------ Materials provided

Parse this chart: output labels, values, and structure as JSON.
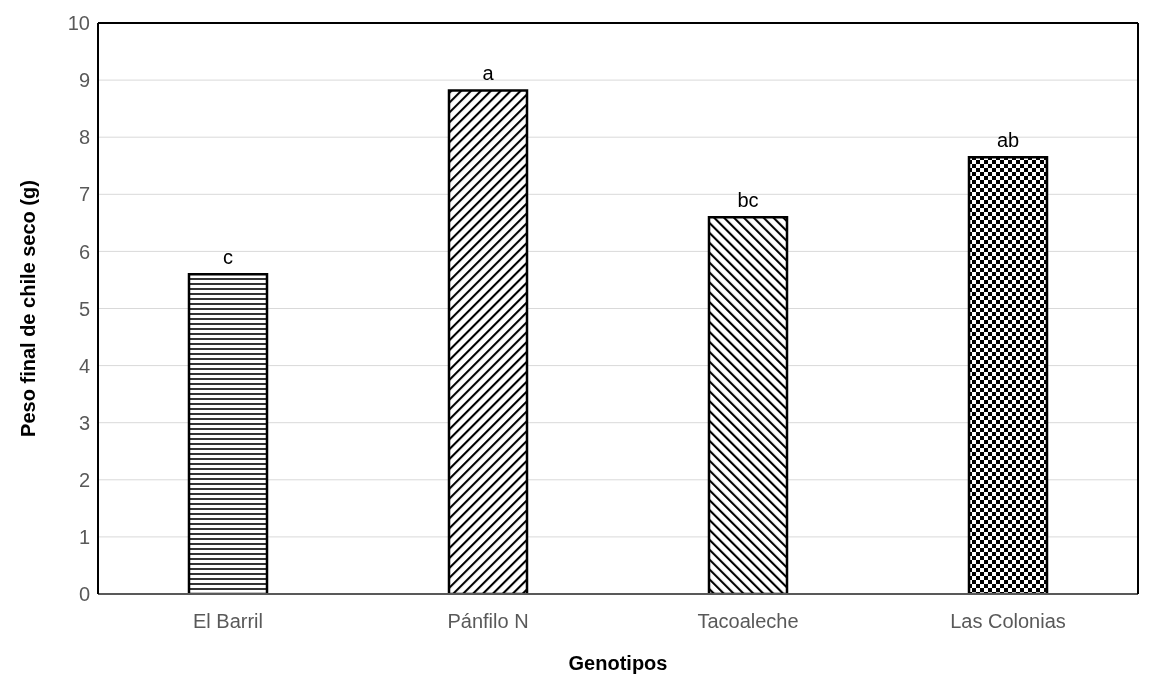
{
  "chart_data": {
    "type": "bar",
    "xlabel": "Genotipos",
    "ylabel": "Peso final de chile seco (g)",
    "categories": [
      "El Barril",
      "Pánfilo N",
      "Tacoaleche",
      "Las Colonias"
    ],
    "values": [
      5.6,
      8.82,
      6.6,
      7.65
    ],
    "color": "#000000",
    "ylim": [
      0,
      10
    ],
    "yticks": [
      0,
      1,
      2,
      3,
      4,
      5,
      6,
      7,
      8,
      9,
      10
    ],
    "grid": "y",
    "annotations": [
      {
        "text": "c",
        "x": "El Barril",
        "y": 5.6
      },
      {
        "text": "a",
        "x": "Pánfilo N",
        "y": 8.82
      },
      {
        "text": "bc",
        "x": "Tacoaleche",
        "y": 6.6
      },
      {
        "text": "ab",
        "x": "Las Colonias",
        "y": 7.65
      }
    ]
  }
}
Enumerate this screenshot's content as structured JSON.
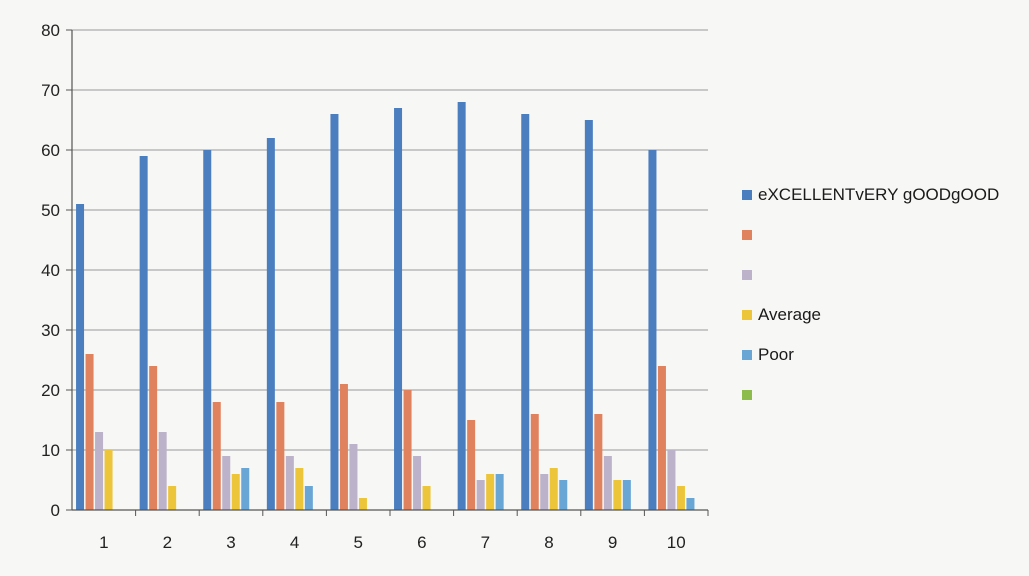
{
  "chart_data": {
    "type": "bar",
    "categories": [
      "1",
      "2",
      "3",
      "4",
      "5",
      "6",
      "7",
      "8",
      "9",
      "10"
    ],
    "ylim": [
      0,
      80
    ],
    "yticks": [
      0,
      10,
      20,
      30,
      40,
      50,
      60,
      70,
      80
    ],
    "grid": true,
    "legend_position": "right",
    "series": [
      {
        "name": "eXCELLENTvERY gOODgOOD",
        "color": "#4a7ebf",
        "values": [
          51,
          59,
          60,
          62,
          66,
          67,
          68,
          66,
          65,
          60
        ]
      },
      {
        "name": "",
        "color": "#e0825e",
        "values": [
          26,
          24,
          18,
          18,
          21,
          20,
          15,
          16,
          16,
          24
        ]
      },
      {
        "name": "",
        "color": "#bcb2c9",
        "values": [
          13,
          13,
          9,
          9,
          11,
          9,
          5,
          6,
          9,
          10
        ]
      },
      {
        "name": "Average",
        "color": "#ecc53a",
        "values": [
          10,
          4,
          6,
          7,
          2,
          4,
          6,
          7,
          5,
          4
        ]
      },
      {
        "name": "Poor",
        "color": "#69a6d6",
        "values": [
          0,
          0,
          7,
          4,
          0,
          0,
          6,
          5,
          5,
          2
        ]
      },
      {
        "name": "",
        "color": "#8dbb4c",
        "values": [
          0,
          0,
          0,
          0,
          0,
          0,
          0,
          0,
          0,
          0
        ]
      }
    ]
  }
}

------------

### Work to be completed
Identify every line above that includes the word "color", and show those lines.

### Completed task
    "color": "#000000",
        "color": "#4a7ebf",
        "color": "#e0825e",
        "color": "#bcb2c9",
        "color": "#ecc53a",
        "color": "#69a6d6",
        "color": "#8dbb4c",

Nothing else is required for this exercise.